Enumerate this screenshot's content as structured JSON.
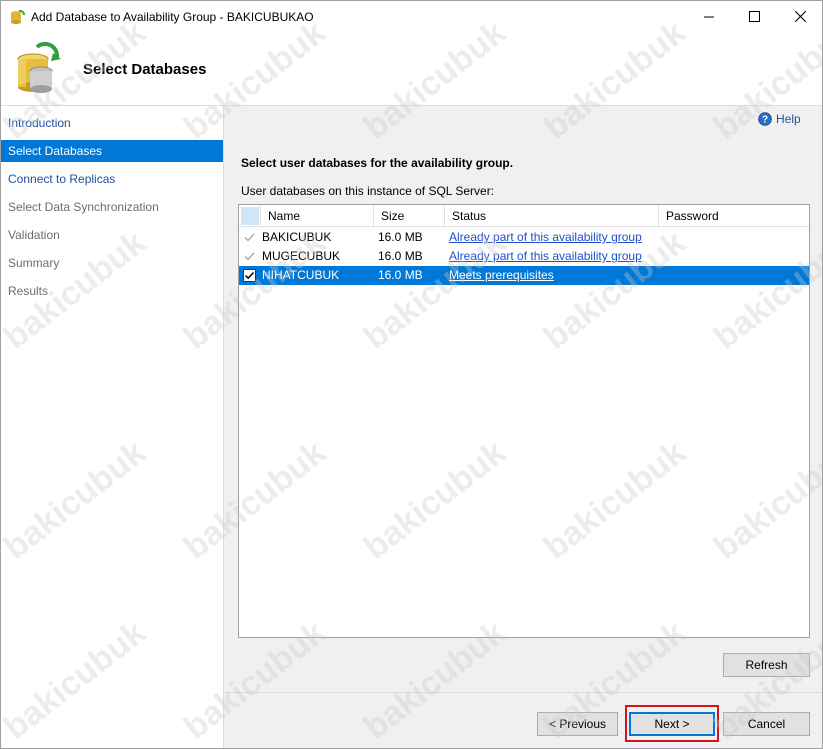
{
  "window": {
    "title": "Add Database to Availability Group - BAKICUBUKAO"
  },
  "header": {
    "title": "Select Databases"
  },
  "sidebar": {
    "items": [
      {
        "label": "Introduction",
        "state": "link"
      },
      {
        "label": "Select Databases",
        "state": "active"
      },
      {
        "label": "Connect to Replicas",
        "state": "link"
      },
      {
        "label": "Select Data Synchronization",
        "state": "disabled"
      },
      {
        "label": "Validation",
        "state": "disabled"
      },
      {
        "label": "Summary",
        "state": "disabled"
      },
      {
        "label": "Results",
        "state": "disabled"
      }
    ]
  },
  "help_label": "Help",
  "main": {
    "instruction": "Select user databases for the availability group.",
    "grid_caption": "User databases on this instance of SQL Server:"
  },
  "grid": {
    "columns": [
      "Name",
      "Size",
      "Status",
      "Password"
    ],
    "rows": [
      {
        "name": "BAKICUBUK",
        "size": "16.0 MB",
        "status": "Already part of this availability group",
        "checked": true,
        "enabled": false,
        "selected": false
      },
      {
        "name": "MUGECUBUK",
        "size": "16.0 MB",
        "status": "Already part of this availability group",
        "checked": true,
        "enabled": false,
        "selected": false
      },
      {
        "name": "NIHATCUBUK",
        "size": "16.0 MB",
        "status": "Meets prerequisites",
        "checked": true,
        "enabled": true,
        "selected": true
      }
    ]
  },
  "buttons": {
    "refresh": "Refresh",
    "previous": "< Previous",
    "next": "Next >",
    "cancel": "Cancel"
  },
  "watermark": "bakicubuk",
  "colors": {
    "accent": "#0078d7",
    "link": "#1f4f9e",
    "highlight": "#d2141e"
  }
}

***

- What this task involves: Set the entries down again exactly. Do not include the images.

- Written solution:
Enumerate this screenshot's content as structured JSON.
{
  "window": {
    "title": "Add Database to Availability Group - BAKICUBUKAO"
  },
  "header": {
    "title": "Select Databases"
  },
  "sidebar": {
    "items": [
      {
        "label": "Introduction",
        "state": "link"
      },
      {
        "label": "Select Databases",
        "state": "active"
      },
      {
        "label": "Connect to Replicas",
        "state": "link"
      },
      {
        "label": "Select Data Synchronization",
        "state": "disabled"
      },
      {
        "label": "Validation",
        "state": "disabled"
      },
      {
        "label": "Summary",
        "state": "disabled"
      },
      {
        "label": "Results",
        "state": "disabled"
      }
    ]
  },
  "help_label": "Help",
  "main": {
    "instruction": "Select user databases for the availability group.",
    "grid_caption": "User databases on this instance of SQL Server:"
  },
  "grid": {
    "columns": [
      "Name",
      "Size",
      "Status",
      "Password"
    ],
    "rows": [
      {
        "name": "BAKICUBUK",
        "size": "16.0 MB",
        "status": "Already part of this availability group",
        "checked": true,
        "enabled": false,
        "selected": false
      },
      {
        "name": "MUGECUBUK",
        "size": "16.0 MB",
        "status": "Already part of this availability group",
        "checked": true,
        "enabled": false,
        "selected": false
      },
      {
        "name": "NIHATCUBUK",
        "size": "16.0 MB",
        "status": "Meets prerequisites",
        "checked": true,
        "enabled": true,
        "selected": true
      }
    ]
  },
  "buttons": {
    "refresh": "Refresh",
    "previous": "< Previous",
    "next": "Next >",
    "cancel": "Cancel"
  },
  "watermark": "bakicubuk",
  "colors": {
    "accent": "#0078d7",
    "link": "#1f4f9e",
    "highlight": "#d2141e"
  }
}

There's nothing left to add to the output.